### [The exercise]
Every line that includes the word "space" is to be listed.

[Recorded data]
________________________

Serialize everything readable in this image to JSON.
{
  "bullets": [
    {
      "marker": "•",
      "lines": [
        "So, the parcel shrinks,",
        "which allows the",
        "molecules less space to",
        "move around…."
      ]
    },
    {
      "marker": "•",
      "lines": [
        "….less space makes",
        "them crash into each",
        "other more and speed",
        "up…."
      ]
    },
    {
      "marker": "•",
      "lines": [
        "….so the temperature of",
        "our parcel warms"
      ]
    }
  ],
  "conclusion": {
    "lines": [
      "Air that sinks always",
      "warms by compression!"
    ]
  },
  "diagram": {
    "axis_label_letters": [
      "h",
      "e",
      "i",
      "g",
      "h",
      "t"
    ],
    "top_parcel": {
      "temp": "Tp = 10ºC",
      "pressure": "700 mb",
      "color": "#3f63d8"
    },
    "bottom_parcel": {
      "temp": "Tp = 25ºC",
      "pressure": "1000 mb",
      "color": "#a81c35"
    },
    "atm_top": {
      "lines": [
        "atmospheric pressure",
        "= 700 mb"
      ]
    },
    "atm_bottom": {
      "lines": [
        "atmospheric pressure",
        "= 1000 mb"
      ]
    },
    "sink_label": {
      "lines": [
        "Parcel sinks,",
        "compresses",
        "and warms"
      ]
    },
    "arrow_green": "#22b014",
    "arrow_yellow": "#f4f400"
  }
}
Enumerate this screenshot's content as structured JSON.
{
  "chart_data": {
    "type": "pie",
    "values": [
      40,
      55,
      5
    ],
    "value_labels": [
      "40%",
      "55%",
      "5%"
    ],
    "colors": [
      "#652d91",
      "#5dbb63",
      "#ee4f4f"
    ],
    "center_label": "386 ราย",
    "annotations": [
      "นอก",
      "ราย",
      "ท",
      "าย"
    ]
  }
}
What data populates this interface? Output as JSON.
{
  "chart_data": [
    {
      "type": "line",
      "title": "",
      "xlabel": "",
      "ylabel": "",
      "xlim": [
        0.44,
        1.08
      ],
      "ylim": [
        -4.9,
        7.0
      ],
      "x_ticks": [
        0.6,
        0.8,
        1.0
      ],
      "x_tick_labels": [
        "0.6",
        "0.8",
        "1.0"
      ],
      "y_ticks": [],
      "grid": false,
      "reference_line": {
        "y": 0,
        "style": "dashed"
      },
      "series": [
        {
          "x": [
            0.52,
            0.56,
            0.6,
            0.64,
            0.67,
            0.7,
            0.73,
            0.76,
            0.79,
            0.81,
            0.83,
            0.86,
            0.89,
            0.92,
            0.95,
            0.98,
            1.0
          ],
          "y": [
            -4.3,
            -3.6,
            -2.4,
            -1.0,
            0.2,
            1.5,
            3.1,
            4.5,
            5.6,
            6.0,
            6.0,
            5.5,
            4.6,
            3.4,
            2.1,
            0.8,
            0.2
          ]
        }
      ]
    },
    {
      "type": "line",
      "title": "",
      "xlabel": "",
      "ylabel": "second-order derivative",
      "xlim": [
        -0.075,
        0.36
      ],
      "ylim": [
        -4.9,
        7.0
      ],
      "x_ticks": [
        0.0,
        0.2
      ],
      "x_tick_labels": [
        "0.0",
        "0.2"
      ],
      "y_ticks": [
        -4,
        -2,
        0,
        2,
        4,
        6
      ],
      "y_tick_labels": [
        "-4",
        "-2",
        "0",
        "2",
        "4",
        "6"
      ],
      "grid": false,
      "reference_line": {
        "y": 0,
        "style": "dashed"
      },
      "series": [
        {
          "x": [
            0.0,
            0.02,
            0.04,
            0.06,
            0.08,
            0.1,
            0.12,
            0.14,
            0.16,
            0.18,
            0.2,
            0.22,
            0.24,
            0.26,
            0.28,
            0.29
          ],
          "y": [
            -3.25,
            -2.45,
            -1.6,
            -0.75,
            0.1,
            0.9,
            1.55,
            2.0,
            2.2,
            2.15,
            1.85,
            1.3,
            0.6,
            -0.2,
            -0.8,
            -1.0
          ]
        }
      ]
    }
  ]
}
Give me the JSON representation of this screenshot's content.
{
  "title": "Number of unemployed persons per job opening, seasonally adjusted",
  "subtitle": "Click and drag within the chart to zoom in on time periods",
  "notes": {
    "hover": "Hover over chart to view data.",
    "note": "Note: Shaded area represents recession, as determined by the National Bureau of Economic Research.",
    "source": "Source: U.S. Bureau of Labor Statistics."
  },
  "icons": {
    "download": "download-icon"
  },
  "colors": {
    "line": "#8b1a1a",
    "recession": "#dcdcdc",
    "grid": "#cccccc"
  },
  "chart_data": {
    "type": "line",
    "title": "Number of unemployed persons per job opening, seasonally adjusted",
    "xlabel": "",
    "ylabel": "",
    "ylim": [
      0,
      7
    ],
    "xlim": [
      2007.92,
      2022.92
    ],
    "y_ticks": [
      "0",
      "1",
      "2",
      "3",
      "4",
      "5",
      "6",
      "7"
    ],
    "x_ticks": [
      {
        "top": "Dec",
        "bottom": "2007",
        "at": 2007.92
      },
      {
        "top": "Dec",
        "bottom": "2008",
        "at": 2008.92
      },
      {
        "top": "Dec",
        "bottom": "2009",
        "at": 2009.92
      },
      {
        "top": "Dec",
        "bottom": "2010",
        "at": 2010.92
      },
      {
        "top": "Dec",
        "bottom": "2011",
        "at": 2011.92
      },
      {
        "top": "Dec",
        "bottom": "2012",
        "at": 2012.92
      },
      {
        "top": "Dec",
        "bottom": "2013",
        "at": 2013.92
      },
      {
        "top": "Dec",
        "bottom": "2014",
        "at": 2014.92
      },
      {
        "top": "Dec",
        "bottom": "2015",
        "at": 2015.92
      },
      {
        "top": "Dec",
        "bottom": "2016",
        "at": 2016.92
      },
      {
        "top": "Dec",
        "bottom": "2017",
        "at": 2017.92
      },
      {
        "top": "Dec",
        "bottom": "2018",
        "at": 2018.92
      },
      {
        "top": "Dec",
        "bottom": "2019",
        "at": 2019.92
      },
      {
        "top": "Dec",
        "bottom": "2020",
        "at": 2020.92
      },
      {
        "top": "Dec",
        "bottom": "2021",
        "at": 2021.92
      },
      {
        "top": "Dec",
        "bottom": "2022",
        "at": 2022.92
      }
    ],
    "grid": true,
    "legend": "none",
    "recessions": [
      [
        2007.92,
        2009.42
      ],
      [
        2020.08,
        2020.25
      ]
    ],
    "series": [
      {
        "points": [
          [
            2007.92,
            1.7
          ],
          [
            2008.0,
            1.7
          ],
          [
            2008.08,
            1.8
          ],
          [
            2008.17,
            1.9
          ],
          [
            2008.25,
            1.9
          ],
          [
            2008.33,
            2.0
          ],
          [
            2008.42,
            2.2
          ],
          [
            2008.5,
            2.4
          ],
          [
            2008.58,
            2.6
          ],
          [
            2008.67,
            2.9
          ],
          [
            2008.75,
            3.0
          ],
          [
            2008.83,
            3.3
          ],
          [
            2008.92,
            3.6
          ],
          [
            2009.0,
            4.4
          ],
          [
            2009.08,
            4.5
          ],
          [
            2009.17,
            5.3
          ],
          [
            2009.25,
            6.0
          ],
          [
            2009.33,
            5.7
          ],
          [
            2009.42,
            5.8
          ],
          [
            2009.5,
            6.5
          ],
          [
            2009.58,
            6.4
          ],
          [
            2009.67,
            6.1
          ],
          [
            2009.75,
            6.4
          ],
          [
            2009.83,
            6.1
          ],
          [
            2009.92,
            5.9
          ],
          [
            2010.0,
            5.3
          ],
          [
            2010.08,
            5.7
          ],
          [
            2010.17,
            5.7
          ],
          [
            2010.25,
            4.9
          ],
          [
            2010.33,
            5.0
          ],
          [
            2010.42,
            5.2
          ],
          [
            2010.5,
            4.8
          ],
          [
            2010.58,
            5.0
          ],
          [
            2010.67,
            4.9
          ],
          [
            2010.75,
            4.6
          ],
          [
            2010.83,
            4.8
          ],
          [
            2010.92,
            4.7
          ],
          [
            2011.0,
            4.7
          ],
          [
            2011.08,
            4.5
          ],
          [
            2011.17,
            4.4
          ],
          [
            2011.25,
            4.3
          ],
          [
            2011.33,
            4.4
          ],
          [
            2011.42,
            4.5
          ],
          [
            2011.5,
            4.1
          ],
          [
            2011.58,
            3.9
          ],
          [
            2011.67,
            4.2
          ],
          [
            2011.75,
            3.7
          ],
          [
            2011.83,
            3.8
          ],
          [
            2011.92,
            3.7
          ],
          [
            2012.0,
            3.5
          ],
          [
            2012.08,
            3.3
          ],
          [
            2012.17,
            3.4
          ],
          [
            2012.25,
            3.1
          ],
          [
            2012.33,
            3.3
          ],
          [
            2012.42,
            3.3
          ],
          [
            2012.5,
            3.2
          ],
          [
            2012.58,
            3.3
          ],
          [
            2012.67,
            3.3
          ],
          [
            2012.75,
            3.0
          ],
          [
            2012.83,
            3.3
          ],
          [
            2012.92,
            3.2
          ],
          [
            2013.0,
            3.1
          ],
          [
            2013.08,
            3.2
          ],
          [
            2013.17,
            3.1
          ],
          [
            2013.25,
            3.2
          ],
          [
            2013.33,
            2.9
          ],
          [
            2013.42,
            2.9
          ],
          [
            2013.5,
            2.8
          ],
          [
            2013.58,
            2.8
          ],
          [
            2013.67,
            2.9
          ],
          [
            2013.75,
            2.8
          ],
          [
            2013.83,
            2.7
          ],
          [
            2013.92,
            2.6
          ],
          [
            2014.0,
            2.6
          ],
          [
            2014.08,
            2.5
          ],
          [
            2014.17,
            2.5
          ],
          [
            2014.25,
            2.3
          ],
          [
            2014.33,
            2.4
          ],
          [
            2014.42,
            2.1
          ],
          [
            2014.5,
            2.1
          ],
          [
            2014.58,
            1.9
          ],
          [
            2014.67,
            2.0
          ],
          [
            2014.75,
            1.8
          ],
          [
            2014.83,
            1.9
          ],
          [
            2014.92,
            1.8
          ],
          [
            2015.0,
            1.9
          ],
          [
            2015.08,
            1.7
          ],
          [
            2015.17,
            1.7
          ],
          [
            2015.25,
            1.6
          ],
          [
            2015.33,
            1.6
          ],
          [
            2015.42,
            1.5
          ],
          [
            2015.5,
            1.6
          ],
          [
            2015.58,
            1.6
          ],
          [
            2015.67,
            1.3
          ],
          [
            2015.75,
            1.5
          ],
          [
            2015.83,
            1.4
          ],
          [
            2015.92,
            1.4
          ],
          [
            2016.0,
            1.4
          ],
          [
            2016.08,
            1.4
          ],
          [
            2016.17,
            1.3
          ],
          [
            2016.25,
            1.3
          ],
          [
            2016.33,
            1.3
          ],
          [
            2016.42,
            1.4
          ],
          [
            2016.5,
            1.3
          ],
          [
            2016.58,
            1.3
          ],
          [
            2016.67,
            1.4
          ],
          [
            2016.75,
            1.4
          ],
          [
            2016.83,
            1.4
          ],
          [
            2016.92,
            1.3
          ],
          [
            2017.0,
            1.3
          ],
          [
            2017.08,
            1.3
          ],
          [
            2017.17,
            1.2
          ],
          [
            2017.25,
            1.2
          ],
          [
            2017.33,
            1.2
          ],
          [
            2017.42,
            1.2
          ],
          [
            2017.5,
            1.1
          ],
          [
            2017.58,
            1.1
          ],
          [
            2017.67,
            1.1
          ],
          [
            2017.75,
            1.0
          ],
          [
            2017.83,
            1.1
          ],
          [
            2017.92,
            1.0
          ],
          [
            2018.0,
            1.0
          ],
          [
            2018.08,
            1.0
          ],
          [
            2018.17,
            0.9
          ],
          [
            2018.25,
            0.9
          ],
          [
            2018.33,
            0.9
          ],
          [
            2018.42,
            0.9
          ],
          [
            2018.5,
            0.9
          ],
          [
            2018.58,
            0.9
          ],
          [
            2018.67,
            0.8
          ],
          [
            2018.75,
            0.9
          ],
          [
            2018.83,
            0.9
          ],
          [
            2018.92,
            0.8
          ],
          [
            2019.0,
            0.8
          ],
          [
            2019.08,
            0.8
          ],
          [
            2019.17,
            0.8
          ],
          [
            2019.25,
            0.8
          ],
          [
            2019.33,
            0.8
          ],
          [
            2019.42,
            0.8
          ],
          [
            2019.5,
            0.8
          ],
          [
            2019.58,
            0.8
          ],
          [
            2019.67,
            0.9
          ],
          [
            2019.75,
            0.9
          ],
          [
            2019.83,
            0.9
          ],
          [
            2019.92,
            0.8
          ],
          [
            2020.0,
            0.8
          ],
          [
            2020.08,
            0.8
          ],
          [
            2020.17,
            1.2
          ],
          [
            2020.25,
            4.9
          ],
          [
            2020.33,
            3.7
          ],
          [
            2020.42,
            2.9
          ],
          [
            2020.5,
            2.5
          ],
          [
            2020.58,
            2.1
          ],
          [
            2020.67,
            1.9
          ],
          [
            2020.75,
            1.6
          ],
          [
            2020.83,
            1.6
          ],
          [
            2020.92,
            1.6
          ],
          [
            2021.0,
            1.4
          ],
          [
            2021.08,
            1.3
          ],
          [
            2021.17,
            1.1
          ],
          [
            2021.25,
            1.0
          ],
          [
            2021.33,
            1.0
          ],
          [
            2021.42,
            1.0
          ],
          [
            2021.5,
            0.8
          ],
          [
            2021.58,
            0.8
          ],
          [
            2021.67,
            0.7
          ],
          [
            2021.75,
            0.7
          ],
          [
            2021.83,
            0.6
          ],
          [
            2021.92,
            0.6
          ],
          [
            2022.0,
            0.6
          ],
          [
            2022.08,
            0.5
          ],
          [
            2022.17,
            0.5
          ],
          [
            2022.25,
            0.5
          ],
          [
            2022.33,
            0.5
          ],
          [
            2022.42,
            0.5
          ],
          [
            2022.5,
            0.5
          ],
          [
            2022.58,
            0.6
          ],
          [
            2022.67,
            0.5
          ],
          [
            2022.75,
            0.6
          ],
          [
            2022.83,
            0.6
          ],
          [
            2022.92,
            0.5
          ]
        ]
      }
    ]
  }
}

________________________

### [Correct answer]
        "molecules less space to",
        "….less space makes",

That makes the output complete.